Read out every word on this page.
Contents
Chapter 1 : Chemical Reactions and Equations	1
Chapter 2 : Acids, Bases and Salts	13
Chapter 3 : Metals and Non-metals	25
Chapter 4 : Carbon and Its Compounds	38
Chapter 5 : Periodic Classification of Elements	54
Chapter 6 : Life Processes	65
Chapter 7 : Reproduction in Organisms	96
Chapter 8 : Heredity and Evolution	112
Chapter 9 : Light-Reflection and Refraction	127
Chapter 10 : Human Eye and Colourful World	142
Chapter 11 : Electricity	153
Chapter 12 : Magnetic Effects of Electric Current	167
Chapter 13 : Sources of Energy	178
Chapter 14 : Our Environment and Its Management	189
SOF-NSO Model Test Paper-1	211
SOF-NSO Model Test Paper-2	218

******************************

### INSTRUCTIONS TO FOLLOW:
Write out all the records above again, exactly as they stand.

### SOLUTION TO THIS EXERCISE:
Read out every word on this page.
Contents
Chapter 1 : Chemical Reactions and Equations	1
Chapter 2 : Acids, Bases and Salts	13
Chapter 3 : Metals and Non-metals	25
Chapter 4 : Carbon and Its Compounds	38
Chapter 5 : Periodic Classification of Elements	54
Chapter 6 : Life Processes	65
Chapter 7 : Reproduction in Organisms	96
Chapter 8 : Heredity and Evolution	112
Chapter 9 : Light-Reflection and Refraction	127
Chapter 10 : Human Eye and Colourful World	142
Chapter 11 : Electricity	153
Chapter 12 : Magnetic Effects of Electric Current	167
Chapter 13 : Sources of Energy	178
Chapter 14 : Our Environment and Its Management	189
SOF-NSO Model Test Paper-1	211
SOF-NSO Model Test Paper-2	218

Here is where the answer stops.